Exercise objective =
Note each line where "учреждениям" appears, and copy it.

⟨

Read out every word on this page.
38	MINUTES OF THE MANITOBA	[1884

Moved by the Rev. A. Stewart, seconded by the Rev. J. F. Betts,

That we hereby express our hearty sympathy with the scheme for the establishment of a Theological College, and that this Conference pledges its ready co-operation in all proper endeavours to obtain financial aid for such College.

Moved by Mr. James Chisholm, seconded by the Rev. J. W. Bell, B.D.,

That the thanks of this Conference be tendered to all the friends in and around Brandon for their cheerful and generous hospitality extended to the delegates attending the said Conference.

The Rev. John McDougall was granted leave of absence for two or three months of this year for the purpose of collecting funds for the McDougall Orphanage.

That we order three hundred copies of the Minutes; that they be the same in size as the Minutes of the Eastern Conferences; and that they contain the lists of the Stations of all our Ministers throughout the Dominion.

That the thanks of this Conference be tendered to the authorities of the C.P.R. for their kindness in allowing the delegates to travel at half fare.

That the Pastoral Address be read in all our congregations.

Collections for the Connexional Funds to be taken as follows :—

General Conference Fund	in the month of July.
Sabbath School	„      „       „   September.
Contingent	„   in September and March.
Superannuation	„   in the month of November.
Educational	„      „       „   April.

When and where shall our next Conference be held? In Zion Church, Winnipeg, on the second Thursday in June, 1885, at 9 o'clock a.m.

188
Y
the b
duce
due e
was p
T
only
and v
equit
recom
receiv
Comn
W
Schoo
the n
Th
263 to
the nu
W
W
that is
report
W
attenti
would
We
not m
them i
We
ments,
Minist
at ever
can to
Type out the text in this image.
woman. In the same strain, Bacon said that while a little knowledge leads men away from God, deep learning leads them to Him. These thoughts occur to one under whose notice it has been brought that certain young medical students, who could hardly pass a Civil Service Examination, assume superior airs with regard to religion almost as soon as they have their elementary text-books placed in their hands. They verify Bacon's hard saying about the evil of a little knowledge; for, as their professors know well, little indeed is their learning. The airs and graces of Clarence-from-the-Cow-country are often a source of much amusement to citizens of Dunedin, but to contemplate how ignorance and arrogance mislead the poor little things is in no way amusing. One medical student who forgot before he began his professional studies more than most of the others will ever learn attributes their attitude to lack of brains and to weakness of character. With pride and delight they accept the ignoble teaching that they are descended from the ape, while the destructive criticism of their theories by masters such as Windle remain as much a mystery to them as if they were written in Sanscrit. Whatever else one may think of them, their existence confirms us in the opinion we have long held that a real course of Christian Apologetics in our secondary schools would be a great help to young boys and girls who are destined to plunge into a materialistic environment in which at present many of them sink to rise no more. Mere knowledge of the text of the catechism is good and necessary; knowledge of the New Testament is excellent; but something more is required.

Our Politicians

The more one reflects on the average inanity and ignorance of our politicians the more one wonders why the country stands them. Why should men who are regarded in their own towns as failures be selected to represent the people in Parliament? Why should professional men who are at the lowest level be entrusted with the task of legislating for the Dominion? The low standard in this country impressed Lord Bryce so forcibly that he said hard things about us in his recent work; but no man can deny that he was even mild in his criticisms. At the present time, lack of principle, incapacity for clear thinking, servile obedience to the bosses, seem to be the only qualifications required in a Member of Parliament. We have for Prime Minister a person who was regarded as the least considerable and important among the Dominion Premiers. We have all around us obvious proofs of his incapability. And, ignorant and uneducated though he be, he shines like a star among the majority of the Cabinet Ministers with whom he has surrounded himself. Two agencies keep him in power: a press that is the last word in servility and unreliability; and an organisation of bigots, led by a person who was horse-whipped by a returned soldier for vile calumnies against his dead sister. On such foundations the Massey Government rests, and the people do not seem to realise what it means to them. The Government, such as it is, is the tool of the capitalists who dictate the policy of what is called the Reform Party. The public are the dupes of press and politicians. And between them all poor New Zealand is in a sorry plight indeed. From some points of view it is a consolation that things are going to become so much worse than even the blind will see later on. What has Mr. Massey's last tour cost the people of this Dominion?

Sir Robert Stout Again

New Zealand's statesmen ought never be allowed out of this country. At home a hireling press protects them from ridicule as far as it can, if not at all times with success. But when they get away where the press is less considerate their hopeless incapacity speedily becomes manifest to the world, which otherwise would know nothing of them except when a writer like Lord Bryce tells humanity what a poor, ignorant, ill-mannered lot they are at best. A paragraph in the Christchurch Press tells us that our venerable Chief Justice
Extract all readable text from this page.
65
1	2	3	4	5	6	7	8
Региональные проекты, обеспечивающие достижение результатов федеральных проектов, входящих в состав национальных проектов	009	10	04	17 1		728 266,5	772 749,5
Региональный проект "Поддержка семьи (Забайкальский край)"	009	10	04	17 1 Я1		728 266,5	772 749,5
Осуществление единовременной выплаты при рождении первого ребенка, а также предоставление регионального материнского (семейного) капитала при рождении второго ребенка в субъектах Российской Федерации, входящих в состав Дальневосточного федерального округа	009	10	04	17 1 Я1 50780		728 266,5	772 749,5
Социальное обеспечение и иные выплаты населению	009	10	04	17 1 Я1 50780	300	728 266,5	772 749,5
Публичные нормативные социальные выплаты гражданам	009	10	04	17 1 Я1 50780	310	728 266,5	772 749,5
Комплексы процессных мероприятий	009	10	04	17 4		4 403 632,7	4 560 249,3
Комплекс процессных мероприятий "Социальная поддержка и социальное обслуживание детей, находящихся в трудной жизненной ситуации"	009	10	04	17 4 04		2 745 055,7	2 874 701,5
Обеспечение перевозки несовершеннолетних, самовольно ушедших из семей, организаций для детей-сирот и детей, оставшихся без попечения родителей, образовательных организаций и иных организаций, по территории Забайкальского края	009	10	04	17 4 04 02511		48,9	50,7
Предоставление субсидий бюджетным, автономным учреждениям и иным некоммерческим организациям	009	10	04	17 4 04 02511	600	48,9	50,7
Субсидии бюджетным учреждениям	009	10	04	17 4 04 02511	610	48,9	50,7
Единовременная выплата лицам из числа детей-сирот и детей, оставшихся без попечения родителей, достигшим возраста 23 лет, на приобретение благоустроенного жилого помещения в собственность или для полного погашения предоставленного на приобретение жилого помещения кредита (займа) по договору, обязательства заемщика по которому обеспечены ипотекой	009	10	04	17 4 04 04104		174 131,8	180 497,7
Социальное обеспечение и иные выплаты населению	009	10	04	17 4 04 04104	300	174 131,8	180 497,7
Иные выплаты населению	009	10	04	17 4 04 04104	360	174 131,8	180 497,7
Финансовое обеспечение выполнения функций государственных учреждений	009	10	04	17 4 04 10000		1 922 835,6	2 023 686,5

⟩

Answer to the task =
Предоставление субсидий бюджетным, автономным учреждениям и иным некоммерческим организациям	009	10	04	17 4 04 02511	600	48,9	50,7
Субсидии бюджетным учреждениям	009	10	04	17 4 04 02511	610	48,9	50,7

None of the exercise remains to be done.